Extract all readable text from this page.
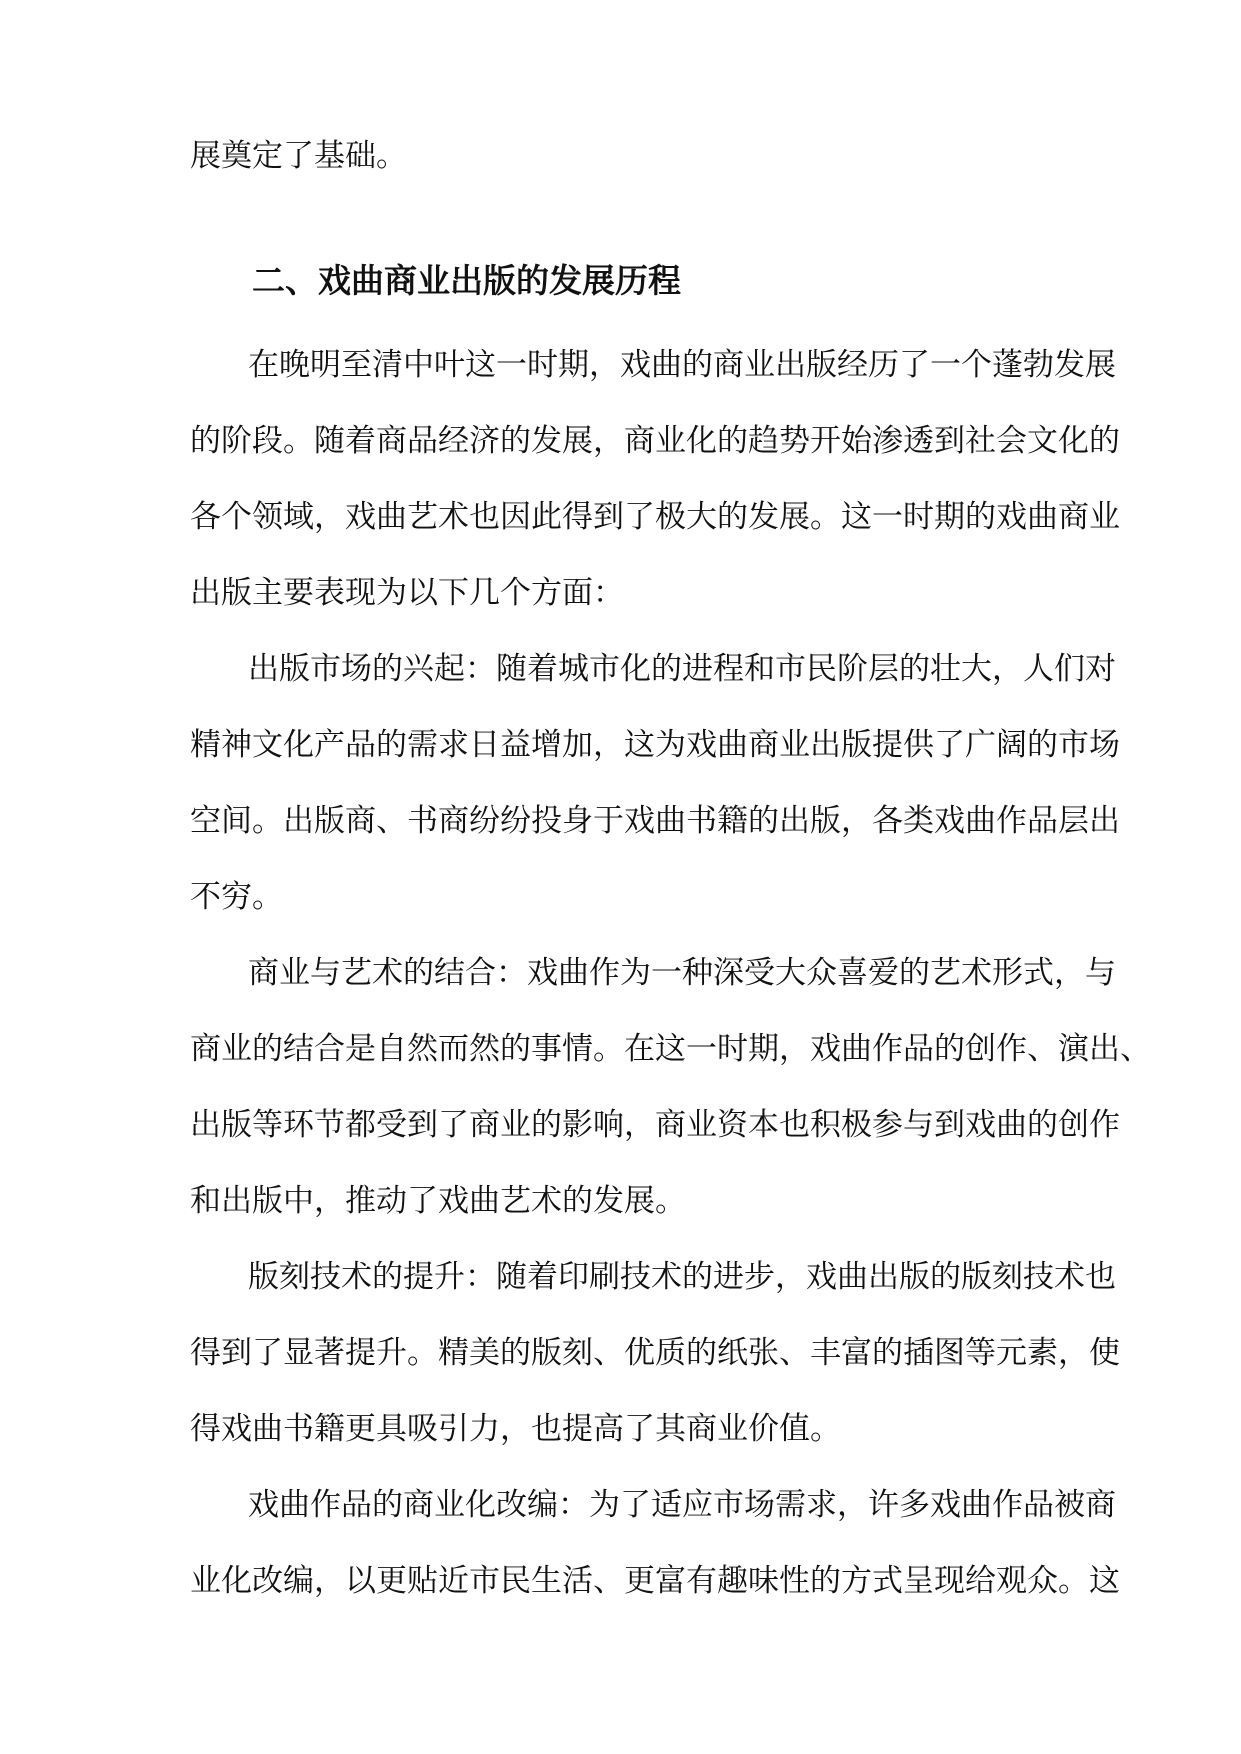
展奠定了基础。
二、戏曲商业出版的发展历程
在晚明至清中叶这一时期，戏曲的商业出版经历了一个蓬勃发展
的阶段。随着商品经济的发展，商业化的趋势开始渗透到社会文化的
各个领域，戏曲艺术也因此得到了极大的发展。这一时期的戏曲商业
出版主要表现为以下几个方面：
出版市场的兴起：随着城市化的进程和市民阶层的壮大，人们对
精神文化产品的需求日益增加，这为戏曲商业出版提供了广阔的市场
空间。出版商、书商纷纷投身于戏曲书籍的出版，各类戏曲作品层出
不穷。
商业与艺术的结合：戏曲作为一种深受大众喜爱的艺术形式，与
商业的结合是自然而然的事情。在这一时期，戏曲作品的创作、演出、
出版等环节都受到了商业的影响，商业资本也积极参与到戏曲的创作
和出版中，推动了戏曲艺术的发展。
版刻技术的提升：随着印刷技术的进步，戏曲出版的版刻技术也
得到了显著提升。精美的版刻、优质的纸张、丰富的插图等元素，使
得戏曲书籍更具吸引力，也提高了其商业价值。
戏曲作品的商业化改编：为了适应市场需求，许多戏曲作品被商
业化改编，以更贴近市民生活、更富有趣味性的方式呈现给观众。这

========

## WRITTEN INSTRUCTION
Extract every line of the data exactly; pictures stay out.

## EXERCISE SOLUTION
Extract all readable text from this page.
展奠定了基础。
二、戏曲商业出版的发展历程
在晚明至清中叶这一时期，戏曲的商业出版经历了一个蓬勃发展
的阶段。随着商品经济的发展，商业化的趋势开始渗透到社会文化的
各个领域，戏曲艺术也因此得到了极大的发展。这一时期的戏曲商业
出版主要表现为以下几个方面：
出版市场的兴起：随着城市化的进程和市民阶层的壮大，人们对
精神文化产品的需求日益增加，这为戏曲商业出版提供了广阔的市场
空间。出版商、书商纷纷投身于戏曲书籍的出版，各类戏曲作品层出
不穷。
商业与艺术的结合：戏曲作为一种深受大众喜爱的艺术形式，与
商业的结合是自然而然的事情。在这一时期，戏曲作品的创作、演出、
出版等环节都受到了商业的影响，商业资本也积极参与到戏曲的创作
和出版中，推动了戏曲艺术的发展。
版刻技术的提升：随着印刷技术的进步，戏曲出版的版刻技术也
得到了显著提升。精美的版刻、优质的纸张、丰富的插图等元素，使
得戏曲书籍更具吸引力，也提高了其商业价值。
戏曲作品的商业化改编：为了适应市场需求，许多戏曲作品被商
业化改编，以更贴近市民生活、更富有趣味性的方式呈现给观众。这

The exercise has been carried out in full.